Recorded data:
....
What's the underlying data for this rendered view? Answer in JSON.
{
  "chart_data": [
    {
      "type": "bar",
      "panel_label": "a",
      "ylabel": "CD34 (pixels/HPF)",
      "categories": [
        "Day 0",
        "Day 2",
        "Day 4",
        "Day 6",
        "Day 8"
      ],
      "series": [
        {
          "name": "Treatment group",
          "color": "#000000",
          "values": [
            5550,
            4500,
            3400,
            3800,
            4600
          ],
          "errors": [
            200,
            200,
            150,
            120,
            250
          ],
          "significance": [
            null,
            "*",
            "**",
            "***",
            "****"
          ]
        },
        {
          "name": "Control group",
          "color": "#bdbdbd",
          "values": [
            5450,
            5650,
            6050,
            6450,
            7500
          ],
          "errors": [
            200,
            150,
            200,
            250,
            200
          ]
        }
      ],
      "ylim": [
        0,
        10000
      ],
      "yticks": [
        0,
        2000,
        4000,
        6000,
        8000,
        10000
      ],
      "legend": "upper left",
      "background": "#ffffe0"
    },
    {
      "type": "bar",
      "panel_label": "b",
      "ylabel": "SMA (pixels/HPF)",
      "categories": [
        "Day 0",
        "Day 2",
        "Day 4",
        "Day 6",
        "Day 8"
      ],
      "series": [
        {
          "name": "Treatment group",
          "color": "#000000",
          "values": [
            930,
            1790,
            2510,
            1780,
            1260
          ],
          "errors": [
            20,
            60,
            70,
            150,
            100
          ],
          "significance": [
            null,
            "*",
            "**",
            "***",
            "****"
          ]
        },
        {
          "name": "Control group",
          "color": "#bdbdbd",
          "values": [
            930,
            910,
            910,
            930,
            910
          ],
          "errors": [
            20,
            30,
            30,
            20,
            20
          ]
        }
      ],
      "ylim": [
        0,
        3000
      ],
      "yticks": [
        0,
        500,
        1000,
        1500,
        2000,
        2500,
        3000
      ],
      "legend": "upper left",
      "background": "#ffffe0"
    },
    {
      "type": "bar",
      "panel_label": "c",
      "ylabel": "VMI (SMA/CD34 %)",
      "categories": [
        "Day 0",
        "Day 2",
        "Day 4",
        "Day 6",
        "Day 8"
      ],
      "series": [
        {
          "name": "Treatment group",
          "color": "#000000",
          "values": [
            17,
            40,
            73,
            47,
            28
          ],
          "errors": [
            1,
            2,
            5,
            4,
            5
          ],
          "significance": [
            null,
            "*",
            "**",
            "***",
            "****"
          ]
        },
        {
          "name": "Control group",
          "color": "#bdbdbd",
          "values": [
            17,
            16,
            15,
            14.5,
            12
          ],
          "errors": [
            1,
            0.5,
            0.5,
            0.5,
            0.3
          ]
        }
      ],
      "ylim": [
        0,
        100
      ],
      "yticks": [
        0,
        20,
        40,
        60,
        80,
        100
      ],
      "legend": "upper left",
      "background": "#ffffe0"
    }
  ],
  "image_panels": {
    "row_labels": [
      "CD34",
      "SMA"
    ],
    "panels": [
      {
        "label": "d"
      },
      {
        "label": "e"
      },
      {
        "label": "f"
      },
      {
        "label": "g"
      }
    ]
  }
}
....
Task objective |
Return each line of the records above exactly as it reads.

Task result |
What's the underlying data for this rendered view? Answer in JSON.
{
  "chart_data": [
    {
      "type": "bar",
      "panel_label": "a",
      "ylabel": "CD34 (pixels/HPF)",
      "categories": [
        "Day 0",
        "Day 2",
        "Day 4",
        "Day 6",
        "Day 8"
      ],
      "series": [
        {
          "name": "Treatment group",
          "color": "#000000",
          "values": [
            5550,
            4500,
            3400,
            3800,
            4600
          ],
          "errors": [
            200,
            200,
            150,
            120,
            250
          ],
          "significance": [
            null,
            "*",
            "**",
            "***",
            "****"
          ]
        },
        {
          "name": "Control group",
          "color": "#bdbdbd",
          "values": [
            5450,
            5650,
            6050,
            6450,
            7500
          ],
          "errors": [
            200,
            150,
            200,
            250,
            200
          ]
        }
      ],
      "ylim": [
        0,
        10000
      ],
      "yticks": [
        0,
        2000,
        4000,
        6000,
        8000,
        10000
      ],
      "legend": "upper left",
      "background": "#ffffe0"
    },
    {
      "type": "bar",
      "panel_label": "b",
      "ylabel": "SMA (pixels/HPF)",
      "categories": [
        "Day 0",
        "Day 2",
        "Day 4",
        "Day 6",
        "Day 8"
      ],
      "series": [
        {
          "name": "Treatment group",
          "color": "#000000",
          "values": [
            930,
            1790,
            2510,
            1780,
            1260
          ],
          "errors": [
            20,
            60,
            70,
            150,
            100
          ],
          "significance": [
            null,
            "*",
            "**",
            "***",
            "****"
          ]
        },
        {
          "name": "Control group",
          "color": "#bdbdbd",
          "values": [
            930,
            910,
            910,
            930,
            910
          ],
          "errors": [
            20,
            30,
            30,
            20,
            20
          ]
        }
      ],
      "ylim": [
        0,
        3000
      ],
      "yticks": [
        0,
        500,
        1000,
        1500,
        2000,
        2500,
        3000
      ],
      "legend": "upper left",
      "background": "#ffffe0"
    },
    {
      "type": "bar",
      "panel_label": "c",
      "ylabel": "VMI (SMA/CD34 %)",
      "categories": [
        "Day 0",
        "Day 2",
        "Day 4",
        "Day 6",
        "Day 8"
      ],
      "series": [
        {
          "name": "Treatment group",
          "color": "#000000",
          "values": [
            17,
            40,
            73,
            47,
            28
          ],
          "errors": [
            1,
            2,
            5,
            4,
            5
          ],
          "significance": [
            null,
            "*",
            "**",
            "***",
            "****"
          ]
        },
        {
          "name": "Control group",
          "color": "#bdbdbd",
          "values": [
            17,
            16,
            15,
            14.5,
            12
          ],
          "errors": [
            1,
            0.5,
            0.5,
            0.5,
            0.3
          ]
        }
      ],
      "ylim": [
        0,
        100
      ],
      "yticks": [
        0,
        20,
        40,
        60,
        80,
        100
      ],
      "legend": "upper left",
      "background": "#ffffe0"
    }
  ],
  "image_panels": {
    "row_labels": [
      "CD34",
      "SMA"
    ],
    "panels": [
      {
        "label": "d"
      },
      {
        "label": "e"
      },
      {
        "label": "f"
      },
      {
        "label": "g"
      }
    ]
  }
}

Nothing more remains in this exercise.